_Objective_
Find the word "records" in the material below and gather every line that contains it.

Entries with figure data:
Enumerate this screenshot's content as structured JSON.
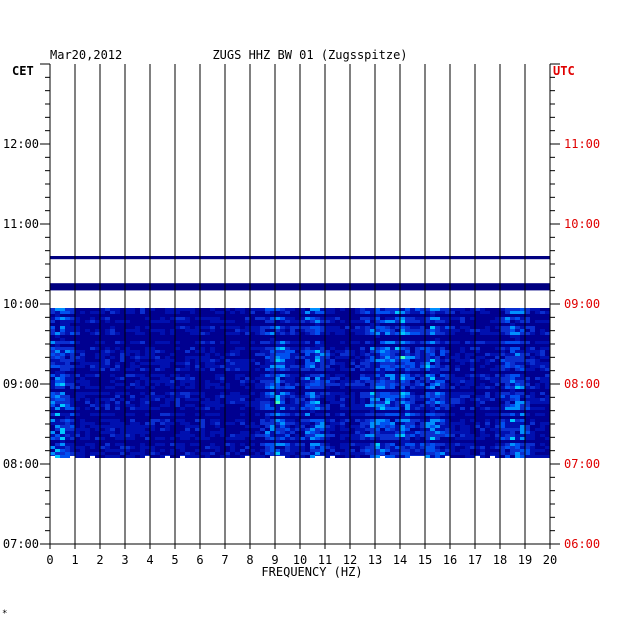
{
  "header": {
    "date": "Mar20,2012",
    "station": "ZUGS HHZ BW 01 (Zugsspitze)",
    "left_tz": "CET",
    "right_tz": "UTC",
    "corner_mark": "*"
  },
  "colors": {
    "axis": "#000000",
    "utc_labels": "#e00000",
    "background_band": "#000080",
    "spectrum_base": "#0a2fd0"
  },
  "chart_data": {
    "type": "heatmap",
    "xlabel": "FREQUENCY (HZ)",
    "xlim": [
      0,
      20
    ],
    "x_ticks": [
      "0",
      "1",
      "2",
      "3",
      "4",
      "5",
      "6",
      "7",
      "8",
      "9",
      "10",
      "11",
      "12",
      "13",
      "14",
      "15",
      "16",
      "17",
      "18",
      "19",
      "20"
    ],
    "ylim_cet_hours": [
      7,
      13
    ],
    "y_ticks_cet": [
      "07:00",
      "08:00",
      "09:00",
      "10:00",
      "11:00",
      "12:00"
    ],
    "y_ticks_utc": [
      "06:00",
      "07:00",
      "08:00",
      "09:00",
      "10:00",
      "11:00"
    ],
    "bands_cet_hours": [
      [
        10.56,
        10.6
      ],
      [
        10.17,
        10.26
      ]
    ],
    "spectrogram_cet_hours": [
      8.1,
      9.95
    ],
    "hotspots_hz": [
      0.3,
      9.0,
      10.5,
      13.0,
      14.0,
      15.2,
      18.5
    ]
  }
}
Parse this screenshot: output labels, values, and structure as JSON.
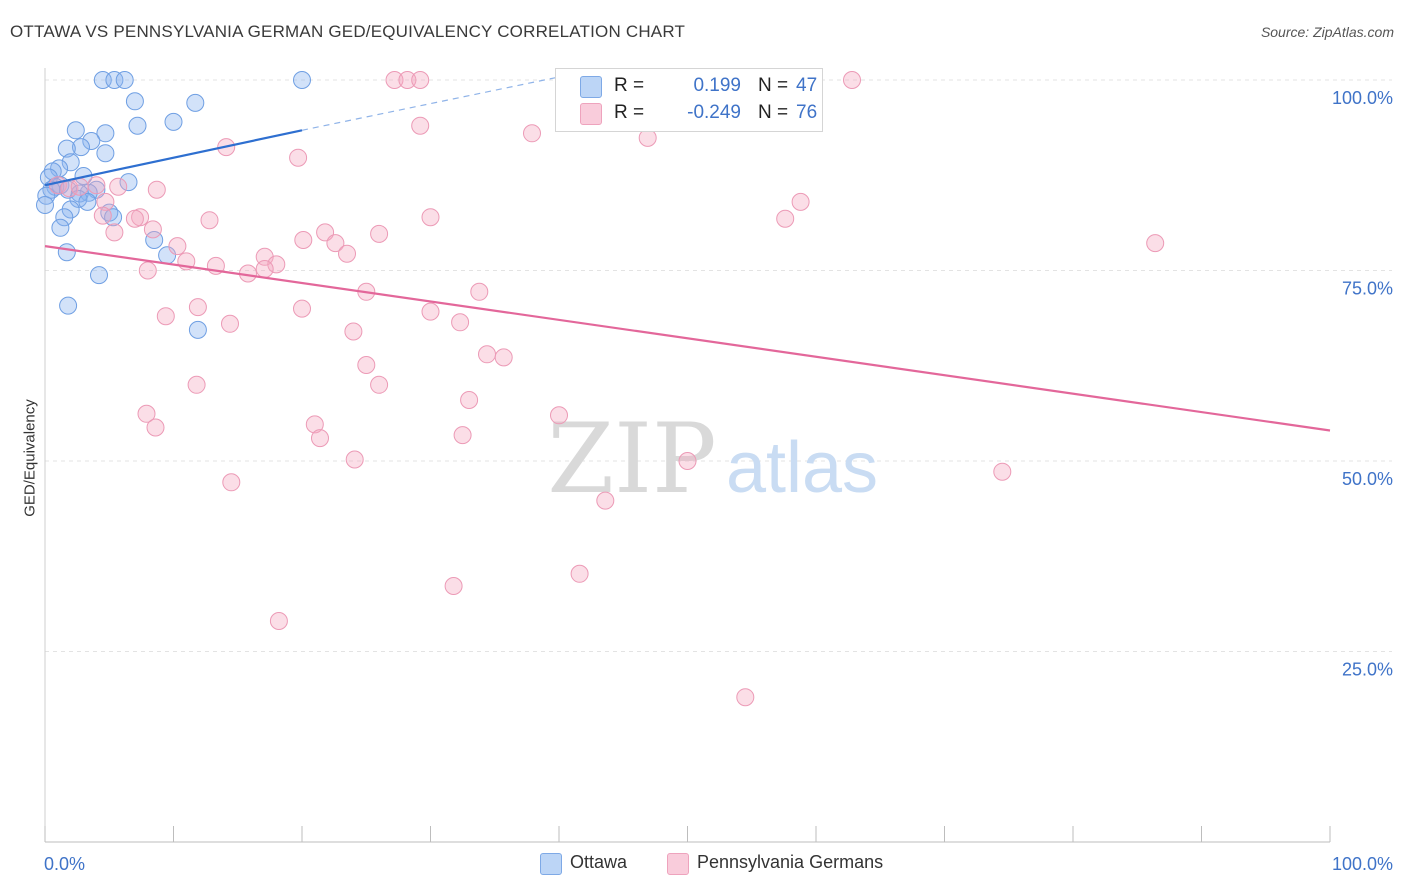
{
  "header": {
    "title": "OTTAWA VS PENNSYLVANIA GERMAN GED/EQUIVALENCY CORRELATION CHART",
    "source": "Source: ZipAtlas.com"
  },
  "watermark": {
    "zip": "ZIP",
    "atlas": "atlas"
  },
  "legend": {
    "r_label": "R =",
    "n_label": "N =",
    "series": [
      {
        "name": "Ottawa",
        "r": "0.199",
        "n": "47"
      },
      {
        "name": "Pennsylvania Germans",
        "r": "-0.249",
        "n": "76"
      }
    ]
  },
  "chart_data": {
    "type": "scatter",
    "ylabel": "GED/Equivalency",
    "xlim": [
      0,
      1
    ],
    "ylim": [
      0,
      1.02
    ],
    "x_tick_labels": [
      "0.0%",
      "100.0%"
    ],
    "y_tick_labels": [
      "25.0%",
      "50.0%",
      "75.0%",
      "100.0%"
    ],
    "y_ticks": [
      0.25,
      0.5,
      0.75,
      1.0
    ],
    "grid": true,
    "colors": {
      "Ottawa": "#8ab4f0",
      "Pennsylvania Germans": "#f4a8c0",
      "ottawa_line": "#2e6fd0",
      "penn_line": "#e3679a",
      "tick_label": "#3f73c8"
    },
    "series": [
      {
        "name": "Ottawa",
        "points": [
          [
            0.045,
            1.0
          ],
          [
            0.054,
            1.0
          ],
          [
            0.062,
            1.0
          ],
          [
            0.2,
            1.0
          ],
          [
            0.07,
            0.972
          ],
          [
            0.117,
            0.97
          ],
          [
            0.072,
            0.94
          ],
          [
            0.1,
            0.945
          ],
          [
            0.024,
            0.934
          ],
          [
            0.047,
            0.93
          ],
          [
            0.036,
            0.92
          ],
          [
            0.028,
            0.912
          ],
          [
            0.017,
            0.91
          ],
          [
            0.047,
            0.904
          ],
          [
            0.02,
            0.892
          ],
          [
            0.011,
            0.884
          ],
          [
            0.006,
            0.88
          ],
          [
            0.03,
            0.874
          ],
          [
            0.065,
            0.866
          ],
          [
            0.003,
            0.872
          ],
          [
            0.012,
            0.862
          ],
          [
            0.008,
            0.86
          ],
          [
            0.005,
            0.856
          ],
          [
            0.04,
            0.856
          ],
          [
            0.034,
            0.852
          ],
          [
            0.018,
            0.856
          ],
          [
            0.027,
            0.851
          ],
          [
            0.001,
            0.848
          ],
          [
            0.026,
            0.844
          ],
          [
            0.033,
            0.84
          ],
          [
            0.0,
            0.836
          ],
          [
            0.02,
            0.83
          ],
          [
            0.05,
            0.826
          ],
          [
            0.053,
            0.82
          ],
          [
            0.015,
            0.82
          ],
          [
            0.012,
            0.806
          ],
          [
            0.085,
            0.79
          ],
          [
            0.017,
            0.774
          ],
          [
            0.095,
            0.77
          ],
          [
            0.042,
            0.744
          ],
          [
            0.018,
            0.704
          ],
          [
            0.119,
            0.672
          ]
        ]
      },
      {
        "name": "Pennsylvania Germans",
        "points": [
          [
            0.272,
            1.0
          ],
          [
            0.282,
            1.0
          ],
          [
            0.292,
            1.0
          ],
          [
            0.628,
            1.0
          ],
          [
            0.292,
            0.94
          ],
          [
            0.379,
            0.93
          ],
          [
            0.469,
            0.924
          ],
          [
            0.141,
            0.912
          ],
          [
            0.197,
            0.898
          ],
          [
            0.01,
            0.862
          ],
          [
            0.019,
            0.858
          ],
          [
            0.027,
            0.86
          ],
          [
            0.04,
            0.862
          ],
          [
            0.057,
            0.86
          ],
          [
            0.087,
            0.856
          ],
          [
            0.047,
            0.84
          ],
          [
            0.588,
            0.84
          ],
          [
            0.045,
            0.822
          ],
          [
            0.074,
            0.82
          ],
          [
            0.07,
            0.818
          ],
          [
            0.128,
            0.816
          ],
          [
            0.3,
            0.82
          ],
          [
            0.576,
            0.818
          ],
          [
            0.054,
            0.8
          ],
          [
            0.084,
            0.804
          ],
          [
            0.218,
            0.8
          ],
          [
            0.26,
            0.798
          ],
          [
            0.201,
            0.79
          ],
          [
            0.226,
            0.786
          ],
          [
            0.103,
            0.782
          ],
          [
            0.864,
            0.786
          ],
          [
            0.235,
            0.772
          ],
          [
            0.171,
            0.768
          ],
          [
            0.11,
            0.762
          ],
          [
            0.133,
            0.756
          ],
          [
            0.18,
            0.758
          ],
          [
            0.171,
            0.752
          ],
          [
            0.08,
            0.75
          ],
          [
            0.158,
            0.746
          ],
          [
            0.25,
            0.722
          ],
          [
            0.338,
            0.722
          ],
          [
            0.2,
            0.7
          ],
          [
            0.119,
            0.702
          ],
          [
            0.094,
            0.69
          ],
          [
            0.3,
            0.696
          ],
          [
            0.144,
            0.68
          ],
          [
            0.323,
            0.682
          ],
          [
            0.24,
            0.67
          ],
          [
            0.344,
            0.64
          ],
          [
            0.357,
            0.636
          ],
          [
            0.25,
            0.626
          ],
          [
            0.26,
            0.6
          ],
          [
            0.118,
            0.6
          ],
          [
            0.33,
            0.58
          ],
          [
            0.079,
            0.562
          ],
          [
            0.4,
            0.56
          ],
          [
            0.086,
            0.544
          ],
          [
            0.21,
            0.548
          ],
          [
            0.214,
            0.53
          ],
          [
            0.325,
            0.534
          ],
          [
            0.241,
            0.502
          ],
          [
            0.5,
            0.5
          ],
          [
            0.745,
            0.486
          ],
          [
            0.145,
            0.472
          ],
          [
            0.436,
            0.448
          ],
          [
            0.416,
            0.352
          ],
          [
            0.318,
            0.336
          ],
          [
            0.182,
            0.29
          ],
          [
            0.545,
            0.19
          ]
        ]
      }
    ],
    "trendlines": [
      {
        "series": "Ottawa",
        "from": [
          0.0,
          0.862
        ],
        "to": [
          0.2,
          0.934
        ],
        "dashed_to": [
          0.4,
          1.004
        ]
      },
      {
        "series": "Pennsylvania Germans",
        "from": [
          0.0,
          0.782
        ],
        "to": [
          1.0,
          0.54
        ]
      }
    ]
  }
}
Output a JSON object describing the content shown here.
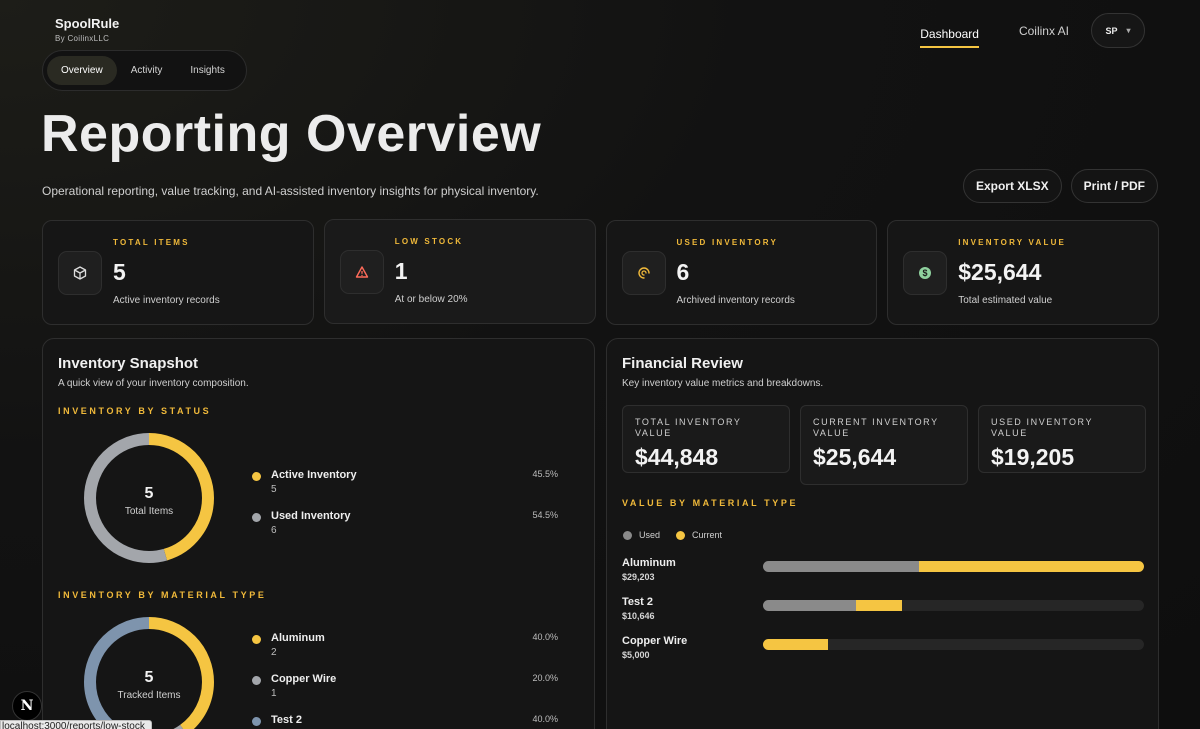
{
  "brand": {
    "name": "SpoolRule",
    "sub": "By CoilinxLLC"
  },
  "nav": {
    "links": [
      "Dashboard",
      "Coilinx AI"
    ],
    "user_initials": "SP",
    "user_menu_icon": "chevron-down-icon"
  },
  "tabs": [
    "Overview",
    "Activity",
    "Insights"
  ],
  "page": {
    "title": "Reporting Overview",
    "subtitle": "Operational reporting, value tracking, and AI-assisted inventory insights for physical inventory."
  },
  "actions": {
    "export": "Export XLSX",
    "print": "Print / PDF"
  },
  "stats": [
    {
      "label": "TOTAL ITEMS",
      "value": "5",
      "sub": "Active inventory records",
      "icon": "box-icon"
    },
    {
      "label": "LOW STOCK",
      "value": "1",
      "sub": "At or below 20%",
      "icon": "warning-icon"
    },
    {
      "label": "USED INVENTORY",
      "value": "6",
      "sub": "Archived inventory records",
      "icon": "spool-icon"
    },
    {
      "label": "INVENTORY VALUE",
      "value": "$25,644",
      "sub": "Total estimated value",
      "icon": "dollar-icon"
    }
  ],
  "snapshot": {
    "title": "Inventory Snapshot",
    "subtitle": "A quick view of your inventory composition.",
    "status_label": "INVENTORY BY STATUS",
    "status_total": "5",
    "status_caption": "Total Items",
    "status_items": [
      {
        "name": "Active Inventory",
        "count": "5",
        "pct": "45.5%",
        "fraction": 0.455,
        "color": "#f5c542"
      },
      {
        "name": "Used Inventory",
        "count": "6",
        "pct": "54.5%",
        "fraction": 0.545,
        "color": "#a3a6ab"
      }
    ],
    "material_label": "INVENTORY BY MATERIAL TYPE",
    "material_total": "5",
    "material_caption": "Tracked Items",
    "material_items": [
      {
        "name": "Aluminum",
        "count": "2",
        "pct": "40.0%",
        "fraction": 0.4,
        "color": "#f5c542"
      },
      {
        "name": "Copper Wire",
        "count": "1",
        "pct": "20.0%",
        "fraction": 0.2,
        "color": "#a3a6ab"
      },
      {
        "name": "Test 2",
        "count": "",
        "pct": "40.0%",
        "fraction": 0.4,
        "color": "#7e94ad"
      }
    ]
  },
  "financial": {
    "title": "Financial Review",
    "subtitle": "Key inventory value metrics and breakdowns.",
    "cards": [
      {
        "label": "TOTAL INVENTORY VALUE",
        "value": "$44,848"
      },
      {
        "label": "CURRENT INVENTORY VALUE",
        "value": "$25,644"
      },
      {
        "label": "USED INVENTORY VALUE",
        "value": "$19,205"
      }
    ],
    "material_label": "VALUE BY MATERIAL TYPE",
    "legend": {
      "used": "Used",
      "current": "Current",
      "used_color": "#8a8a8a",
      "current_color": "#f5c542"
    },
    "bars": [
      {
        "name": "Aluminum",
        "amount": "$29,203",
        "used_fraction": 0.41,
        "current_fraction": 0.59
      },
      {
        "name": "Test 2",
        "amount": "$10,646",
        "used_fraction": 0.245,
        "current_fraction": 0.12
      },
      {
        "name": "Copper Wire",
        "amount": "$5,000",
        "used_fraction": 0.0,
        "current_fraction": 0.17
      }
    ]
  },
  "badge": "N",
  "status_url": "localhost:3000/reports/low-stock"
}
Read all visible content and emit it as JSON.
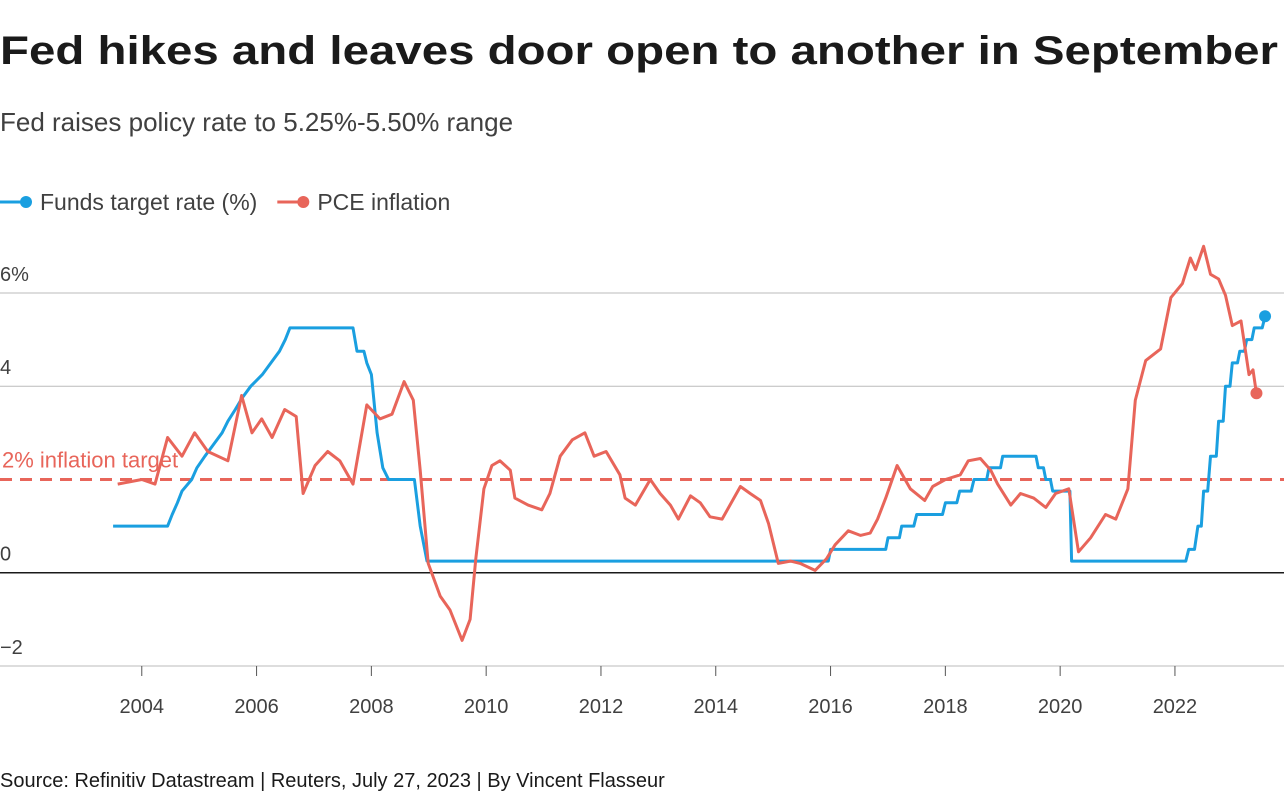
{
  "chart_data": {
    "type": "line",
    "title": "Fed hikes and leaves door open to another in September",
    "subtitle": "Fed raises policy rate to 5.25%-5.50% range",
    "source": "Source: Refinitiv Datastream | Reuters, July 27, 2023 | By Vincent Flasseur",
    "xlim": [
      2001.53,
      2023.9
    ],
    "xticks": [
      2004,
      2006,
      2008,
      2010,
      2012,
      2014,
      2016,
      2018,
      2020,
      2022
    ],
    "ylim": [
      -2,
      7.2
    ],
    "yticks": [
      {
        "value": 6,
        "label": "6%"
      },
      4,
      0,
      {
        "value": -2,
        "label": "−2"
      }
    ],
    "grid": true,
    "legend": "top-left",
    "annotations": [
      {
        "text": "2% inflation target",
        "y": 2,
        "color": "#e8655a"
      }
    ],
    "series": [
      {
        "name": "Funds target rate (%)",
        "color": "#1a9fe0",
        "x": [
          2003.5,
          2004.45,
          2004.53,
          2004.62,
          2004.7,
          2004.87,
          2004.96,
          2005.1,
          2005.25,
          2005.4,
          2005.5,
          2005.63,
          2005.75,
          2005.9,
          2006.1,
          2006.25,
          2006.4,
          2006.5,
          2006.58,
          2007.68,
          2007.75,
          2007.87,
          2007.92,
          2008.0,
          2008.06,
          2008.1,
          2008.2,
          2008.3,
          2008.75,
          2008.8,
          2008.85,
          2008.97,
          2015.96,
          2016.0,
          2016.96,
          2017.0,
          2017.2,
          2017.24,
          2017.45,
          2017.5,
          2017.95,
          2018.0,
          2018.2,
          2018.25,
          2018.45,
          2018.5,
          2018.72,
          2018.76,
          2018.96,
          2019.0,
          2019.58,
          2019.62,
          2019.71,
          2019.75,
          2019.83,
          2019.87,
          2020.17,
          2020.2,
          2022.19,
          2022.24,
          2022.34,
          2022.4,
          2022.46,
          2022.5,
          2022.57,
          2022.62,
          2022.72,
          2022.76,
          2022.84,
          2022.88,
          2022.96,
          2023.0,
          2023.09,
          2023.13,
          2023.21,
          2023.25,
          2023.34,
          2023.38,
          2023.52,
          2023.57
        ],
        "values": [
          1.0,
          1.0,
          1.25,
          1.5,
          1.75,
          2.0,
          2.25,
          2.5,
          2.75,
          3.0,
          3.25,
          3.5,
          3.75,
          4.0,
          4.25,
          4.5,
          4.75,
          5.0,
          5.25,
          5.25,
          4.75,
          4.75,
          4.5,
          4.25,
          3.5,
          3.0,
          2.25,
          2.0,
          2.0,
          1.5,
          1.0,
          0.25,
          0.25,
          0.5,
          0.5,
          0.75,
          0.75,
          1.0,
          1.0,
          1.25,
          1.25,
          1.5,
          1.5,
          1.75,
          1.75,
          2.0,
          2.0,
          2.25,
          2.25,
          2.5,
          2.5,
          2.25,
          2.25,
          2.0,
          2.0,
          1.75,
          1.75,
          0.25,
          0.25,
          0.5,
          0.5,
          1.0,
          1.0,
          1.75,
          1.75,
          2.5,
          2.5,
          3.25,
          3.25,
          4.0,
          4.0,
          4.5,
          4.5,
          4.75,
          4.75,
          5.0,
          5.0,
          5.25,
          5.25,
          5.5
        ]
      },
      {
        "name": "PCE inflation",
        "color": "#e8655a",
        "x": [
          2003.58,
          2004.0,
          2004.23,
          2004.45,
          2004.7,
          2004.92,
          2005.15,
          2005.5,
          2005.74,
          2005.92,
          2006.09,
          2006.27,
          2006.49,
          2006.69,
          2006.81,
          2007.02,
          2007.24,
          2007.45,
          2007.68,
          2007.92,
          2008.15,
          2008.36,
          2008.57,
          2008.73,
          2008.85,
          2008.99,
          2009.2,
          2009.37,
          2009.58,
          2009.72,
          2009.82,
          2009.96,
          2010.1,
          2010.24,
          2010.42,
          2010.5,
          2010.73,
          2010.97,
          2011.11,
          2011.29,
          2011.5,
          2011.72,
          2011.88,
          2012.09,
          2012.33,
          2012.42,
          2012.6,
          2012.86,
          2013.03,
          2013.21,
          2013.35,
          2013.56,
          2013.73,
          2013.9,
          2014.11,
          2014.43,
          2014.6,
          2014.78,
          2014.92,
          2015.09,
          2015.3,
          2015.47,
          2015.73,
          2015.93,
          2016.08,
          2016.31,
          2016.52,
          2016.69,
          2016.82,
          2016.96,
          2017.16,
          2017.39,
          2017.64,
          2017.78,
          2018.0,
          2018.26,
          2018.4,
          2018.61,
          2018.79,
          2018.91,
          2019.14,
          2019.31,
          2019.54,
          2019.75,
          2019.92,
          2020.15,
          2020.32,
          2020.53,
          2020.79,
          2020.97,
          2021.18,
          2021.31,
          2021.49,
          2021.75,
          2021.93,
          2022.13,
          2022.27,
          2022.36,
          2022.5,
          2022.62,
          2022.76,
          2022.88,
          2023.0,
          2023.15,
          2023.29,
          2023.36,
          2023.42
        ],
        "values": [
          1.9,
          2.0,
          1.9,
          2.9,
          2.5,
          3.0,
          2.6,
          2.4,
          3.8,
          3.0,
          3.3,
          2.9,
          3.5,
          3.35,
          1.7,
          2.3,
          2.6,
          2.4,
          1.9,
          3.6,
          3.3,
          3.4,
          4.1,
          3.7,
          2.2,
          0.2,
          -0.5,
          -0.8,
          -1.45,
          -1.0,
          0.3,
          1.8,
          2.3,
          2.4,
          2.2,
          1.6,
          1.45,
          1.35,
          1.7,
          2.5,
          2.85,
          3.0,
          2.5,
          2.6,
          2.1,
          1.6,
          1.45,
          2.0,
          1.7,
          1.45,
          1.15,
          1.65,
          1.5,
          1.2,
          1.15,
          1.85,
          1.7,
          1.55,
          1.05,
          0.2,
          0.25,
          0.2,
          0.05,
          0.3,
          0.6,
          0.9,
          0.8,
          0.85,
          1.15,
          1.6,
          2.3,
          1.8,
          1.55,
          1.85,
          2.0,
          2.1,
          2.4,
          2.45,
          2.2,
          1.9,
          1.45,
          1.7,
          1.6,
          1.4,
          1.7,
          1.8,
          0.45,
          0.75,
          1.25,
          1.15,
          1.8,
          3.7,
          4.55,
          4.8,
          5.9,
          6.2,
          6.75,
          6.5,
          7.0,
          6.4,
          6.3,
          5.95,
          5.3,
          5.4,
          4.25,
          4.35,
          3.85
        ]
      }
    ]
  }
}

_Response_
      "sub": "Active inventory records",
      "sub": "Archived inventory records",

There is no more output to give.